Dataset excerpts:
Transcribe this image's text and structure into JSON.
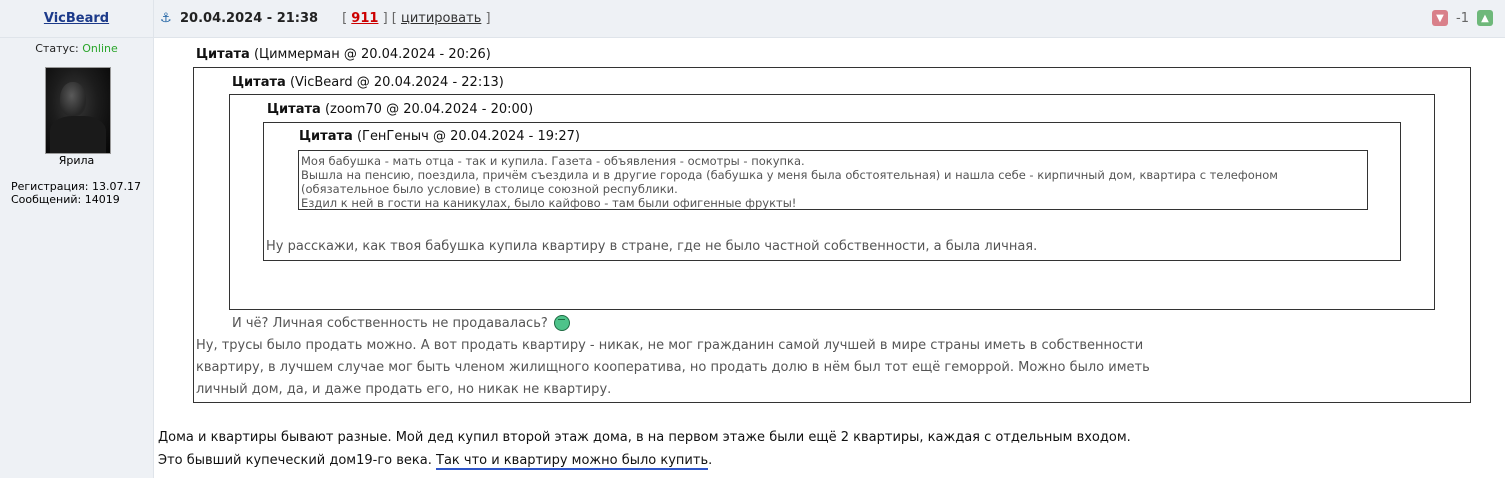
{
  "author": {
    "username": "VicBeard",
    "status_label": "Статус:",
    "status_value": "Online",
    "rank": "Ярила",
    "registration": "Регистрация: 13.07.17",
    "messages": "Сообщений: 14019"
  },
  "post": {
    "date": "20.04.2024 - 21:38",
    "number": "911",
    "quote_link": "цитировать",
    "rating_value": "-1"
  },
  "quote_label": "Цитата",
  "quotes": {
    "q1": {
      "source": "(Циммерман @ 20.04.2024 - 20:26)",
      "text": "Ну, трусы было продать можно. А вот продать квартиру - никак, не мог гражданин самой лучшей в мире страны иметь в собственности квартиру, в лучшем случае мог быть членом жилищного кооператива, но продать долю в нём был тот ещё геморрой. Можно было иметь личный дом, да, и даже продать его, но никак не квартиру."
    },
    "q2": {
      "source": "(VicBeard @ 20.04.2024 - 22:13)",
      "text": "И чё? Личная собственность не продавалась?"
    },
    "q3": {
      "source": "(zoom70 @ 20.04.2024 - 20:00)",
      "text": "Ну расскажи, как твоя бабушка купила квартиру в стране, где не было частной собственности, а была личная."
    },
    "q4": {
      "source": "(ГенГеныч @ 20.04.2024 - 19:27)",
      "lines": [
        "Моя бабушка - мать отца - так и купила. Газета - объявления - осмотры - покупка.",
        "Вышла на пенсию, поездила, причём съездила и в другие города (бабушка у меня была обстоятельная) и нашла себе - кирпичный дом, квартира с телефоном",
        "(обязательное было условие) в столице союзной республики.",
        "Ездил к ней в гости на каникулах, было кайфово - там были офигенные фрукты!"
      ]
    }
  },
  "body": {
    "text": "Дома и квартиры бывают разные. Мой дед купил второй этаж дома, в на первом этаже были ещё 2 квартиры, каждая с отдельным входом. Это бывший купеческий дом19-го века. ",
    "link": "Так что и квартиру можно было купить",
    "end": "."
  },
  "icons": [
    "anchor-icon",
    "thumbs-down-icon",
    "thumbs-up-icon",
    "smile-icon"
  ]
}
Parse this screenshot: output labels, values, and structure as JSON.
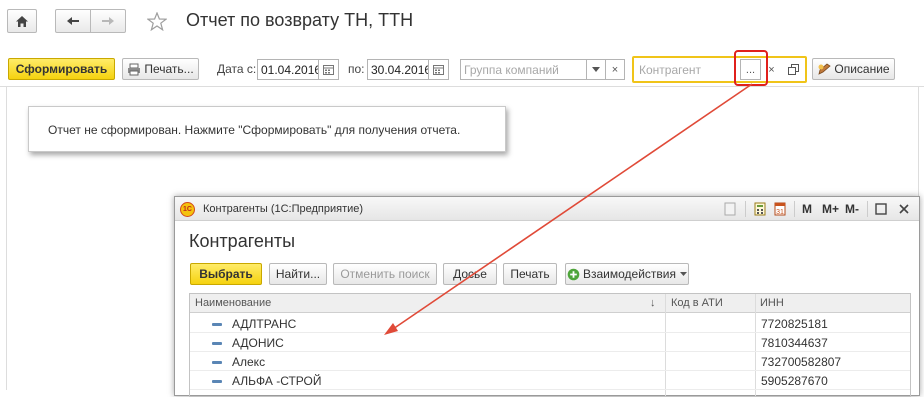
{
  "header": {
    "title": "Отчет по возврату ТН, ТТН"
  },
  "toolbar": {
    "generate_label": "Сформировать",
    "print_label": "Печать...",
    "date_from_label": "Дата с:",
    "date_from_value": "01.04.2016",
    "date_to_label": "по:",
    "date_to_value": "30.04.2016",
    "company_group_placeholder": "Группа компаний",
    "counterparty_placeholder": "Контрагент",
    "select_button_label": "...",
    "clear_symbol": "×",
    "description_label": "Описание"
  },
  "message": {
    "text": "Отчет не сформирован. Нажмите \"Сформировать\" для получения отчета."
  },
  "popup": {
    "title": "Контрагенты  (1С:Предприятие)",
    "heading": "Контрагенты",
    "logo_text": "1С",
    "title_buttons": [
      "M",
      "M+",
      "M-"
    ],
    "buttons": {
      "select": "Выбрать",
      "find": "Найти...",
      "cancel_search": "Отменить поиск",
      "dossier": "Досье",
      "print": "Печать",
      "interactions": "Взаимодействия"
    },
    "columns": {
      "name": "Наименование",
      "ati_code": "Код в АТИ",
      "inn": "ИНН",
      "sort_arrow": "↓"
    },
    "rows": [
      {
        "name": "АДЛТРАНС",
        "ati": "",
        "inn": "7720825181"
      },
      {
        "name": "АДОНИС",
        "ati": "",
        "inn": "7810344637"
      },
      {
        "name": "Алекс",
        "ati": "",
        "inn": "732700582807"
      },
      {
        "name": "АЛЬФА -СТРОЙ",
        "ati": "",
        "inn": "5905287670"
      }
    ]
  },
  "colors": {
    "primary_button": "#f5d20f",
    "highlight_border": "#e0201c",
    "annotation_arrow": "#e04a38",
    "counterparty_border": "#f0c419",
    "row_marker": "#5a86b5"
  },
  "icons": {
    "home": "home-icon",
    "back": "arrow-left-icon",
    "forward": "arrow-right-icon",
    "favorite": "star-icon",
    "printer": "printer-icon",
    "calendar": "calendar-icon",
    "dropdown": "chevron-down-icon",
    "open": "open-form-icon",
    "description": "description-icon",
    "interactions": "plus-circle-icon"
  }
}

_Task prompt_
Report each line of the material above where the word "VicBeard" appears.

_Response_
    "username": "VicBeard",
      "source": "(VicBeard @ 20.04.2024 - 22:13)",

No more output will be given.